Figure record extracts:
◇ ◇ ◇ ◇

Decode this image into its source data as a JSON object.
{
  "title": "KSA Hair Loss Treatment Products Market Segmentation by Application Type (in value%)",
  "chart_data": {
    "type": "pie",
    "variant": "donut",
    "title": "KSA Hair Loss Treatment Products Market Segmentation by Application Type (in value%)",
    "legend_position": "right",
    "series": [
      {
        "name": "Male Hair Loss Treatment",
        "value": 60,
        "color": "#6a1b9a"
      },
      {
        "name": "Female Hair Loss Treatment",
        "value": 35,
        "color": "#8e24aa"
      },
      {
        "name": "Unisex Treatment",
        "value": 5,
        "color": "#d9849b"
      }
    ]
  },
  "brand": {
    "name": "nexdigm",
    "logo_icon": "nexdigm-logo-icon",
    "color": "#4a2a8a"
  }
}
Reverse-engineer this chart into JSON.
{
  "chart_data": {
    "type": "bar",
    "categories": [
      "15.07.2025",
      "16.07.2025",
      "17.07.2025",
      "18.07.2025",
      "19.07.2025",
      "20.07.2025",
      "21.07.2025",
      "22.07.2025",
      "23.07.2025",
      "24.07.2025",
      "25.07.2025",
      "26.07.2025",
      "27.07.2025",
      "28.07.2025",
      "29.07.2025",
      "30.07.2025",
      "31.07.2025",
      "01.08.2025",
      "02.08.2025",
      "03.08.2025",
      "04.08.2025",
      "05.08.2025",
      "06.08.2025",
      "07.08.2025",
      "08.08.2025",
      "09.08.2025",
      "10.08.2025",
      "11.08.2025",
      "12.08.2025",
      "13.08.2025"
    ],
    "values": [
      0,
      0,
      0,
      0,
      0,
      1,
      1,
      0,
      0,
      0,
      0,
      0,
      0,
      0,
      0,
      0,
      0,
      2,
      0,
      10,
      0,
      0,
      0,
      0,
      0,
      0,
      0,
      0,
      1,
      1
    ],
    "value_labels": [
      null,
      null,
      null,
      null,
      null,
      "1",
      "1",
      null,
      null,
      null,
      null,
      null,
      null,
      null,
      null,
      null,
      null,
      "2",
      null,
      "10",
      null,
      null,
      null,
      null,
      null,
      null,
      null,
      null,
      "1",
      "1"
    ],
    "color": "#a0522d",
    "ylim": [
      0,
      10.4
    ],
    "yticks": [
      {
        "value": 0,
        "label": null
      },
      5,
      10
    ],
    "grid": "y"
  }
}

◇ ◇ ◇ ◇

**WHAT YOU WILL DO**. Output every line above without altering anything.

**TASK ANSWER**.
Decode this image into its source data as a JSON object.
{
  "title": "KSA Hair Loss Treatment Products Market Segmentation by Application Type (in value%)",
  "chart_data": {
    "type": "pie",
    "variant": "donut",
    "title": "KSA Hair Loss Treatment Products Market Segmentation by Application Type (in value%)",
    "legend_position": "right",
    "series": [
      {
        "name": "Male Hair Loss Treatment",
        "value": 60,
        "color": "#6a1b9a"
      },
      {
        "name": "Female Hair Loss Treatment",
        "value": 35,
        "color": "#8e24aa"
      },
      {
        "name": "Unisex Treatment",
        "value": 5,
        "color": "#d9849b"
      }
    ]
  },
  "brand": {
    "name": "nexdigm",
    "logo_icon": "nexdigm-logo-icon",
    "color": "#4a2a8a"
  }
}
Reverse-engineer this chart into JSON.
{
  "chart_data": {
    "type": "bar",
    "categories": [
      "15.07.2025",
      "16.07.2025",
      "17.07.2025",
      "18.07.2025",
      "19.07.2025",
      "20.07.2025",
      "21.07.2025",
      "22.07.2025",
      "23.07.2025",
      "24.07.2025",
      "25.07.2025",
      "26.07.2025",
      "27.07.2025",
      "28.07.2025",
      "29.07.2025",
      "30.07.2025",
      "31.07.2025",
      "01.08.2025",
      "02.08.2025",
      "03.08.2025",
      "04.08.2025",
      "05.08.2025",
      "06.08.2025",
      "07.08.2025",
      "08.08.2025",
      "09.08.2025",
      "10.08.2025",
      "11.08.2025",
      "12.08.2025",
      "13.08.2025"
    ],
    "values": [
      0,
      0,
      0,
      0,
      0,
      1,
      1,
      0,
      0,
      0,
      0,
      0,
      0,
      0,
      0,
      0,
      0,
      2,
      0,
      10,
      0,
      0,
      0,
      0,
      0,
      0,
      0,
      0,
      1,
      1
    ],
    "value_labels": [
      null,
      null,
      null,
      null,
      null,
      "1",
      "1",
      null,
      null,
      null,
      null,
      null,
      null,
      null,
      null,
      null,
      null,
      "2",
      null,
      "10",
      null,
      null,
      null,
      null,
      null,
      null,
      null,
      null,
      "1",
      "1"
    ],
    "color": "#a0522d",
    "ylim": [
      0,
      10.4
    ],
    "yticks": [
      {
        "value": 0,
        "label": null
      },
      5,
      10
    ],
    "grid": "y"
  }
}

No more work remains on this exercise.